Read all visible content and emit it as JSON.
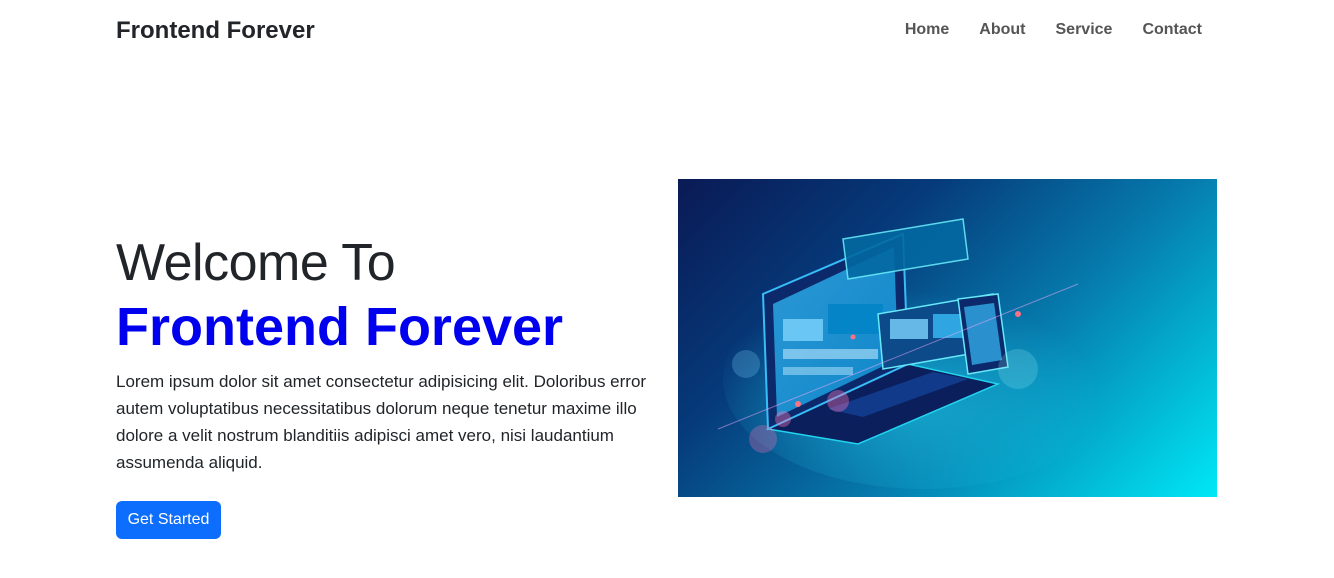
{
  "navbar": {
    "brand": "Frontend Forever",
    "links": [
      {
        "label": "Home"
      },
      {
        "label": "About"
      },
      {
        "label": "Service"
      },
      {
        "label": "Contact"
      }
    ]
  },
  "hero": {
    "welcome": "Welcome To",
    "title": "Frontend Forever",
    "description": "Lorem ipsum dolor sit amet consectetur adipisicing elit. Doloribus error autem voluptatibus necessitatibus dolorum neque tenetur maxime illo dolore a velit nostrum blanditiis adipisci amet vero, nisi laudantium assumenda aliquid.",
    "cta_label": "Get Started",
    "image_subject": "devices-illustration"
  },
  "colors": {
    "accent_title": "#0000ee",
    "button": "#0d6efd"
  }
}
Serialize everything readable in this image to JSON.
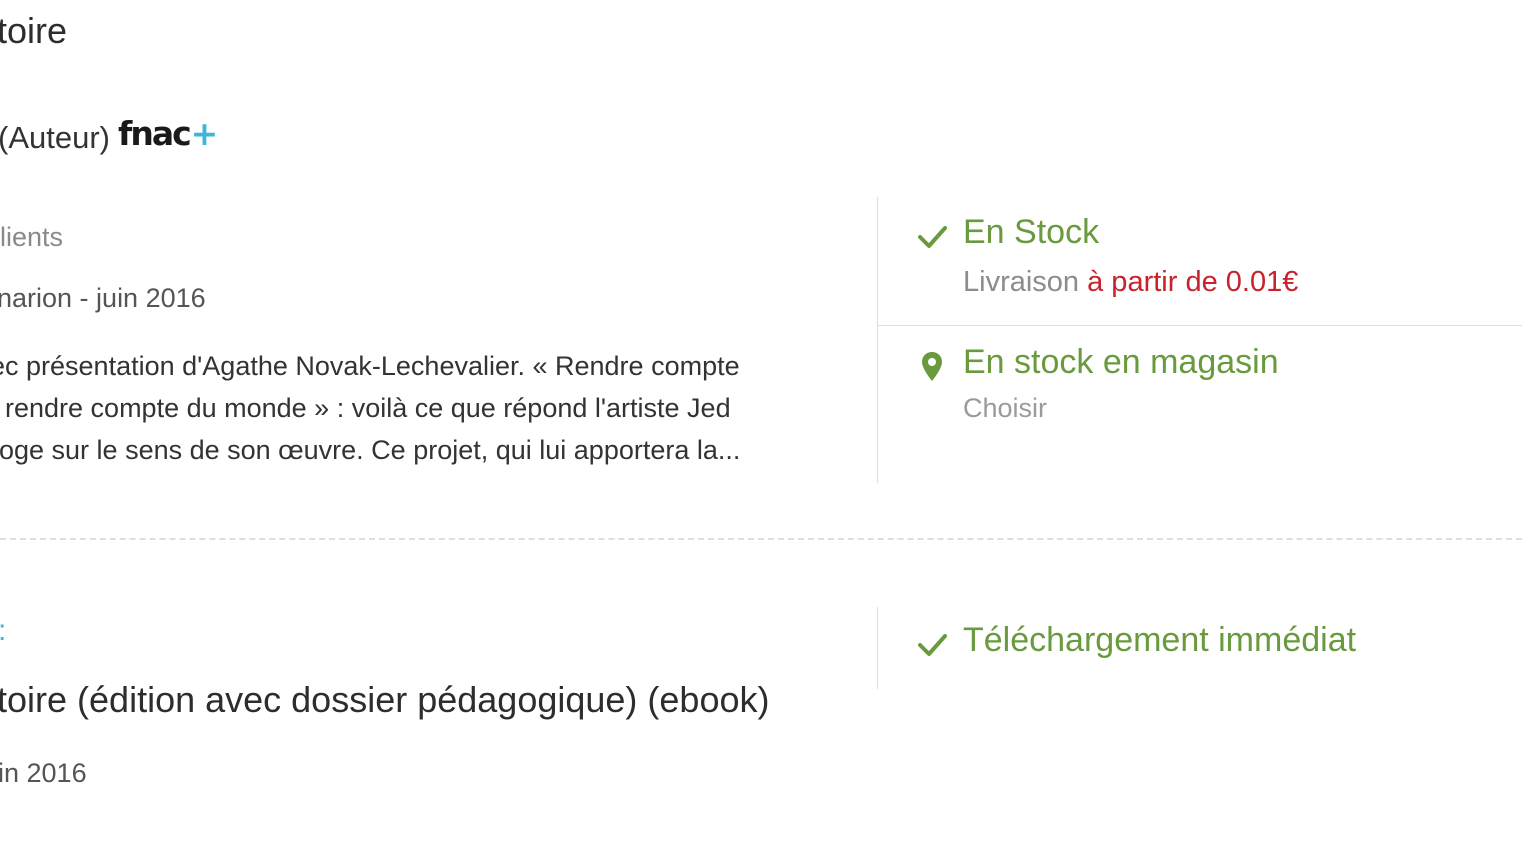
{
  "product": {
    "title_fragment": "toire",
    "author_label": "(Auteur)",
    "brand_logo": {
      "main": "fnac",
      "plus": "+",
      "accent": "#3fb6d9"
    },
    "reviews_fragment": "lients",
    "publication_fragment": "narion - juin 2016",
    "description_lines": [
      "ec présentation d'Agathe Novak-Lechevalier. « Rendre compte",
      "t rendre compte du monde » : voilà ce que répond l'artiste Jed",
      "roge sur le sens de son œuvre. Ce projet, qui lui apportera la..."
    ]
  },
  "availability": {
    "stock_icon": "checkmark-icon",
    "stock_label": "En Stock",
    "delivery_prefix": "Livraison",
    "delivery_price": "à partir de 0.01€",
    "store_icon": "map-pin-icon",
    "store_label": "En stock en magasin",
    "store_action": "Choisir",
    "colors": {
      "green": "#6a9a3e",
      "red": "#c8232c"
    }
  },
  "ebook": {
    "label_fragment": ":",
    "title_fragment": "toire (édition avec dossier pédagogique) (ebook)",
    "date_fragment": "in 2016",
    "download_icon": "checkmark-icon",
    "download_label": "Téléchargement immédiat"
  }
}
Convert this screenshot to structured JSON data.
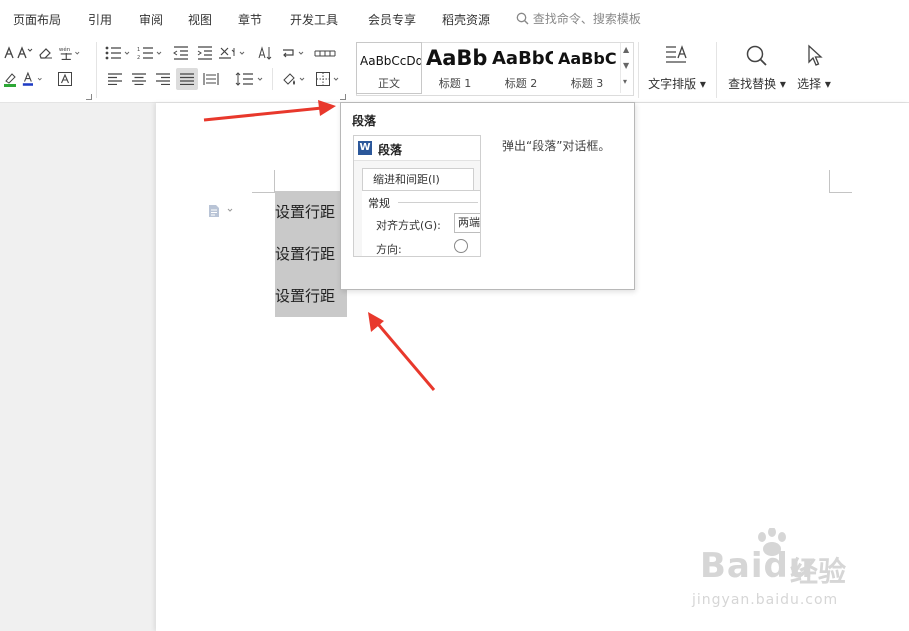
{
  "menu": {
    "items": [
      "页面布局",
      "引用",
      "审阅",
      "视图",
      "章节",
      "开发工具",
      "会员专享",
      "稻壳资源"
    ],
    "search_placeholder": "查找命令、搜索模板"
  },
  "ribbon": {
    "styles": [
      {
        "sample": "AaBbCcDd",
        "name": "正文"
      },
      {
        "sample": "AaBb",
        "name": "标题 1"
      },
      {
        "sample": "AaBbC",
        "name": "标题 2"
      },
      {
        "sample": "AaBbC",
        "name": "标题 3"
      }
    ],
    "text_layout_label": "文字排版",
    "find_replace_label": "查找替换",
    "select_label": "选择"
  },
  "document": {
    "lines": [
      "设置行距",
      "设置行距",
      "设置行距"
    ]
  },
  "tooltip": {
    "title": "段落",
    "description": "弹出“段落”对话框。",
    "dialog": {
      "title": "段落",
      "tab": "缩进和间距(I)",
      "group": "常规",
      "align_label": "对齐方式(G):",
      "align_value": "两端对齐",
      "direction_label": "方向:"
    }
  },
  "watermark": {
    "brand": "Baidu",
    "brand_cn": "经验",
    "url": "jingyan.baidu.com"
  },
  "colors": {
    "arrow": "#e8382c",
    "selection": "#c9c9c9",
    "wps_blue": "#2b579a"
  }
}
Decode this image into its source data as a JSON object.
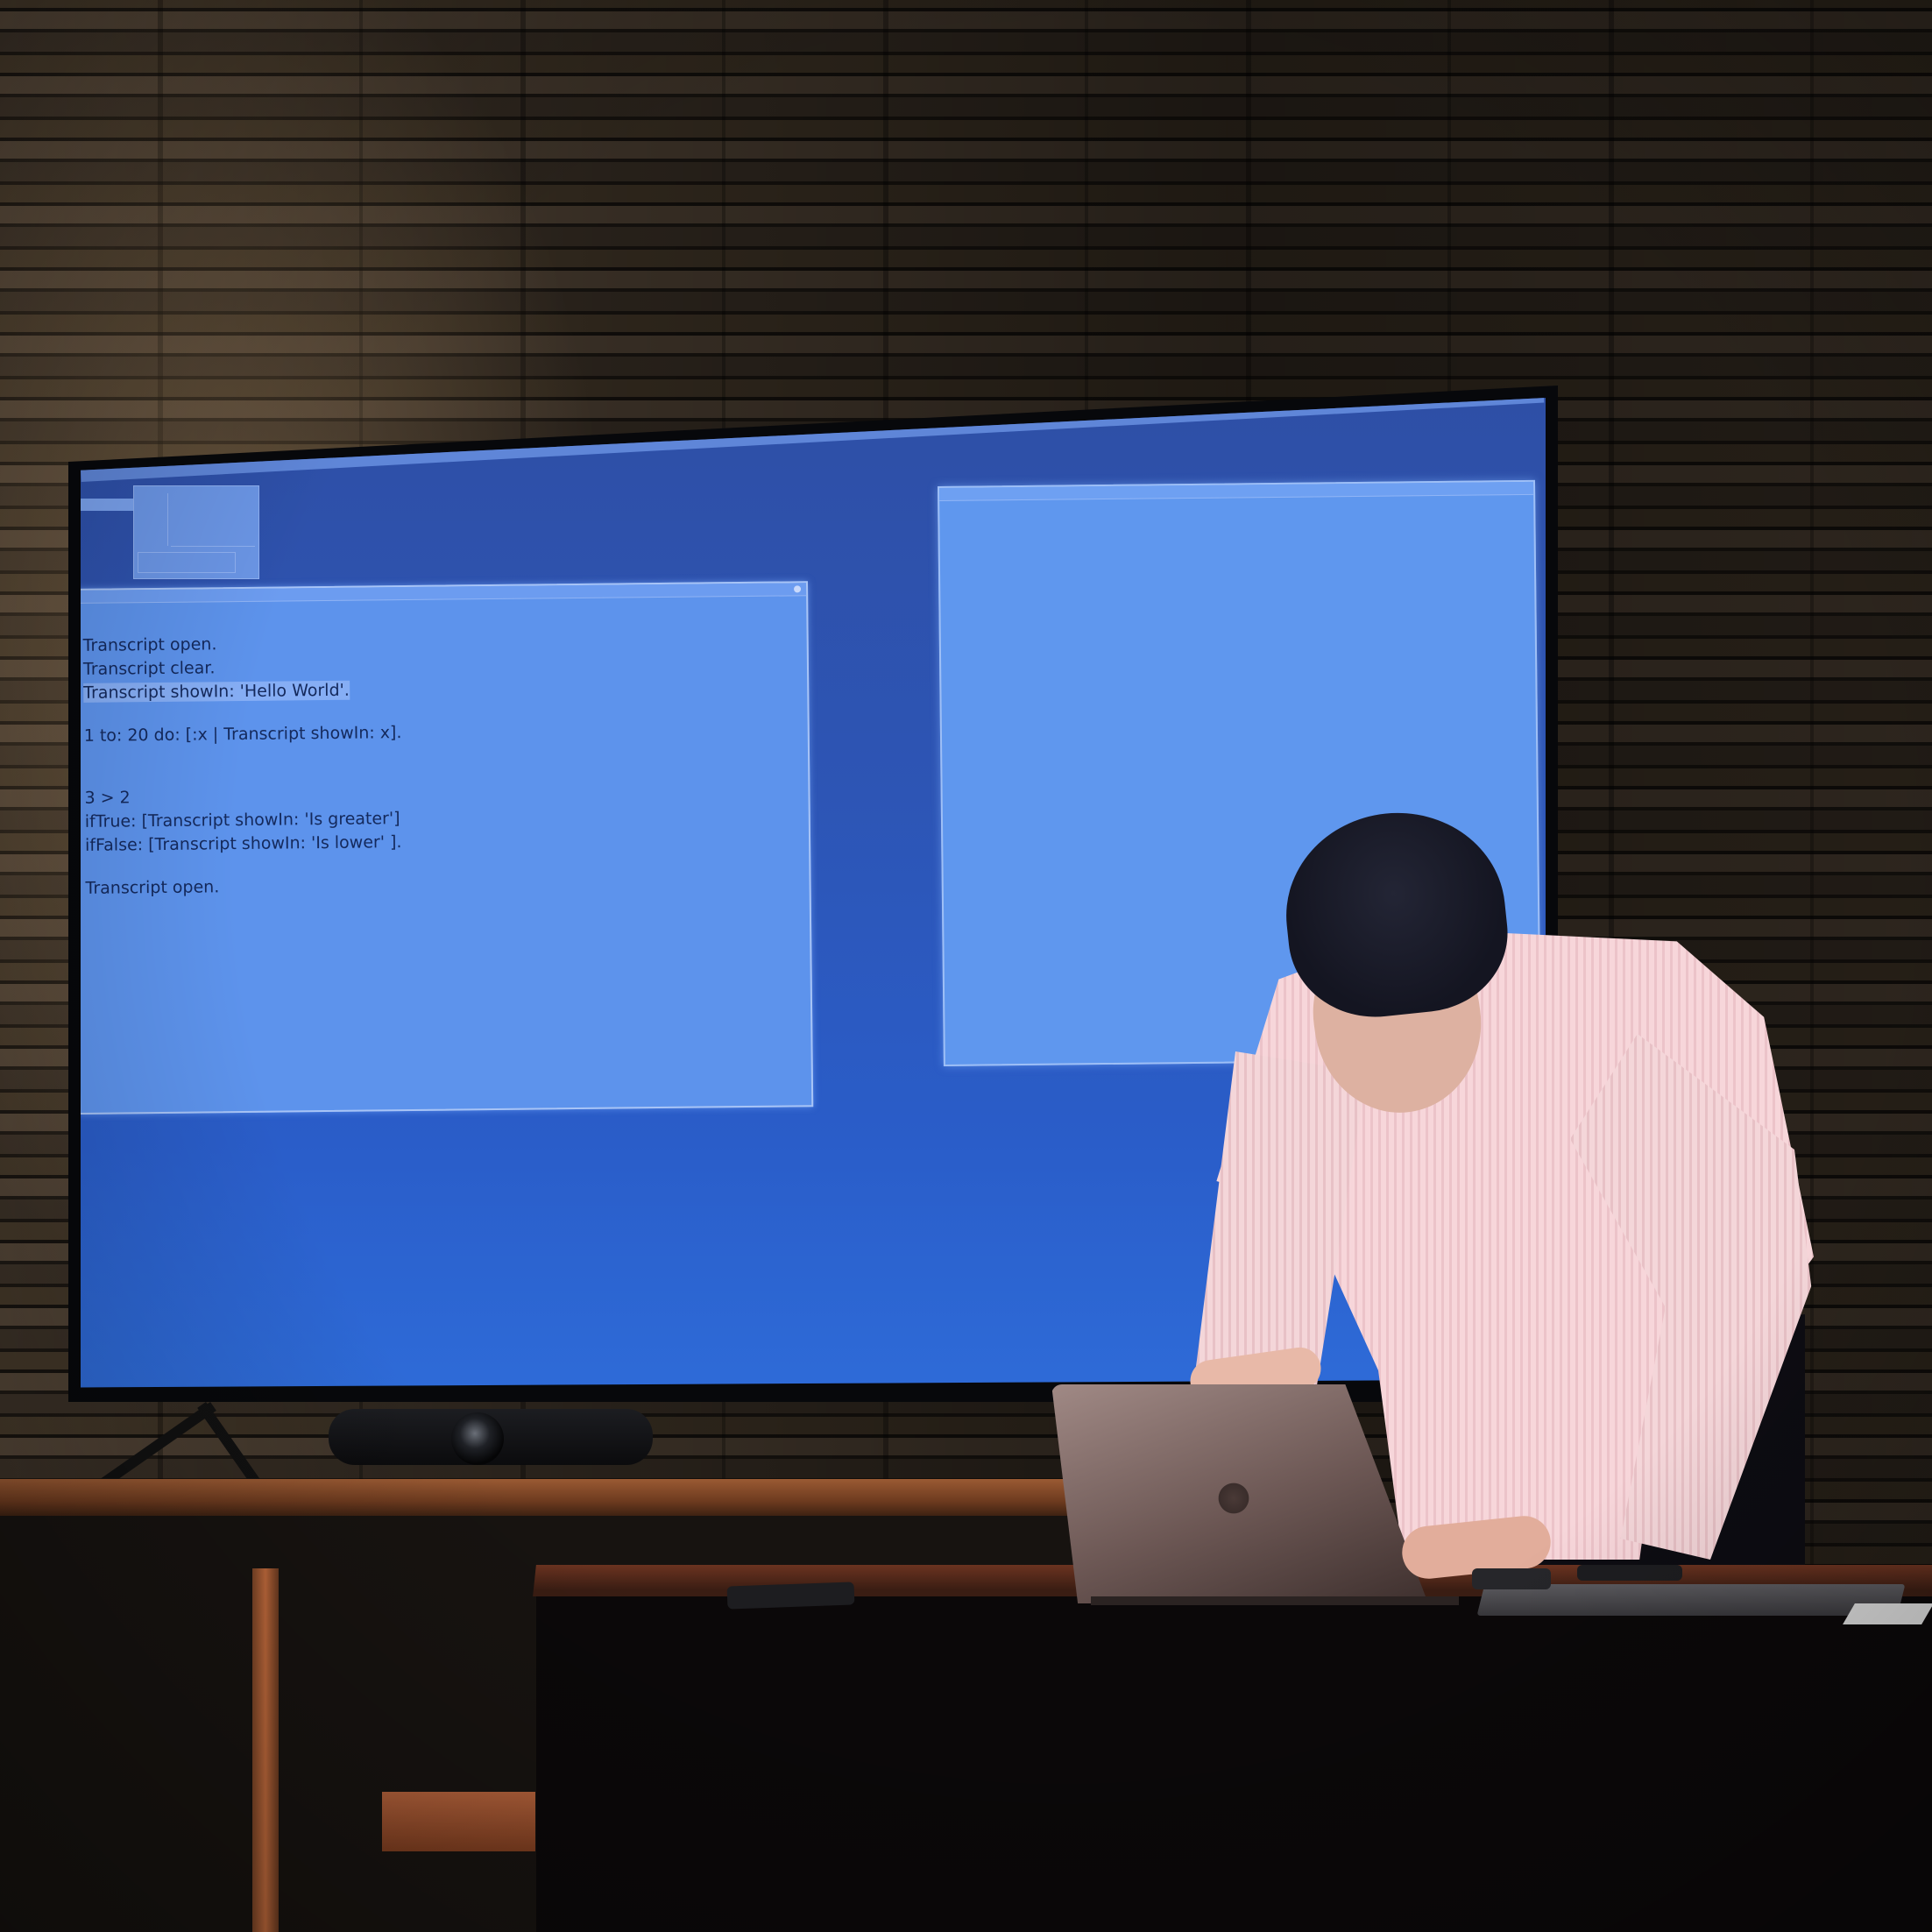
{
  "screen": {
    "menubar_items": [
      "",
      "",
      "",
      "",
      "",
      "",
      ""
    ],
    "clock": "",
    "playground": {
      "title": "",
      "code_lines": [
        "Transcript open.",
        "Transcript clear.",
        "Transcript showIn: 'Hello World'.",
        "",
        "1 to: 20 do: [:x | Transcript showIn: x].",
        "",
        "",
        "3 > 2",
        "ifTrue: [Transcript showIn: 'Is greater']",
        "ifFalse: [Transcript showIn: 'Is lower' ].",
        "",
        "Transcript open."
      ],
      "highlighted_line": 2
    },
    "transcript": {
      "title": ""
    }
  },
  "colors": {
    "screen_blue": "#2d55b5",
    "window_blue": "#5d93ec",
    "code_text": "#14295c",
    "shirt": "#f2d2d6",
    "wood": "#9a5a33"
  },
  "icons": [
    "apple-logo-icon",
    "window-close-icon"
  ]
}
_____
▶ **WRITTEN TASK**
From the records above, how many lines include the word "compte"? Only the number is wanted.

▶ **EXERCISE ANSWER**
2